[Figure dataset records]
[Begin]

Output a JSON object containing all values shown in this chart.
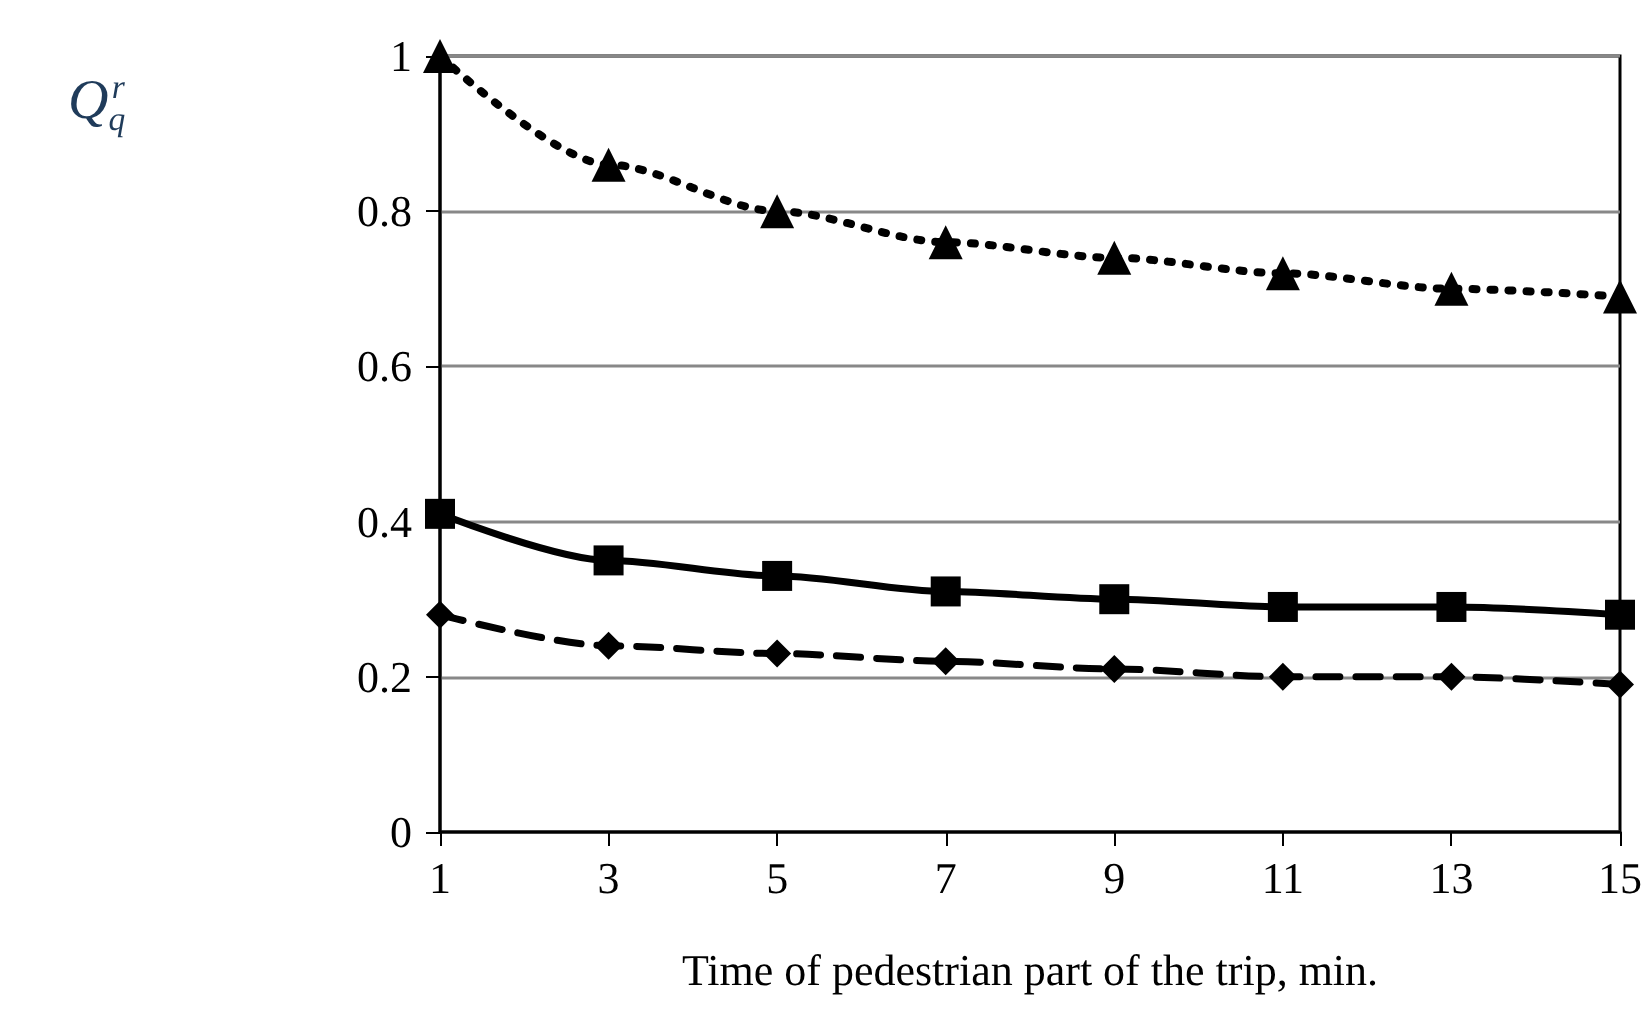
{
  "chart_data": {
    "type": "line",
    "xlabel": "Time of pedestrian part of the trip, min.",
    "ylabel": "Q$_{q}$$^{r}$",
    "x": [
      1,
      3,
      5,
      7,
      9,
      11,
      13,
      15
    ],
    "series": [
      {
        "color": "#000000",
        "marker": "triangle",
        "line_style": "dotted",
        "values": [
          1.0,
          0.86,
          0.8,
          0.76,
          0.74,
          0.72,
          0.7,
          0.69
        ]
      },
      {
        "color": "#000000",
        "marker": "square",
        "line_style": "solid",
        "values": [
          0.41,
          0.35,
          0.33,
          0.31,
          0.3,
          0.29,
          0.29,
          0.28
        ]
      },
      {
        "color": "#000000",
        "marker": "diamond",
        "line_style": "dashed",
        "values": [
          0.28,
          0.24,
          0.23,
          0.22,
          0.21,
          0.2,
          0.2,
          0.19
        ]
      }
    ],
    "xlim": [
      1,
      15
    ],
    "xticks": [
      1,
      3,
      5,
      7,
      9,
      11,
      13,
      15
    ],
    "ylim": [
      0,
      1
    ],
    "yticks": [
      0,
      0.2,
      0.4,
      0.6,
      0.8,
      1
    ],
    "grid": "y"
  }
}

[End]

Repeat the preceding records precisely, and leave every picture out of the copy.

Output a JSON object containing all values shown in this chart.
{
  "chart_data": {
    "type": "line",
    "xlabel": "Time of pedestrian part of the trip, min.",
    "ylabel": "Q$_{q}$$^{r}$",
    "x": [
      1,
      3,
      5,
      7,
      9,
      11,
      13,
      15
    ],
    "series": [
      {
        "color": "#000000",
        "marker": "triangle",
        "line_style": "dotted",
        "values": [
          1.0,
          0.86,
          0.8,
          0.76,
          0.74,
          0.72,
          0.7,
          0.69
        ]
      },
      {
        "color": "#000000",
        "marker": "square",
        "line_style": "solid",
        "values": [
          0.41,
          0.35,
          0.33,
          0.31,
          0.3,
          0.29,
          0.29,
          0.28
        ]
      },
      {
        "color": "#000000",
        "marker": "diamond",
        "line_style": "dashed",
        "values": [
          0.28,
          0.24,
          0.23,
          0.22,
          0.21,
          0.2,
          0.2,
          0.19
        ]
      }
    ],
    "xlim": [
      1,
      15
    ],
    "xticks": [
      1,
      3,
      5,
      7,
      9,
      11,
      13,
      15
    ],
    "ylim": [
      0,
      1
    ],
    "yticks": [
      0,
      0.2,
      0.4,
      0.6,
      0.8,
      1
    ],
    "grid": "y"
  }
}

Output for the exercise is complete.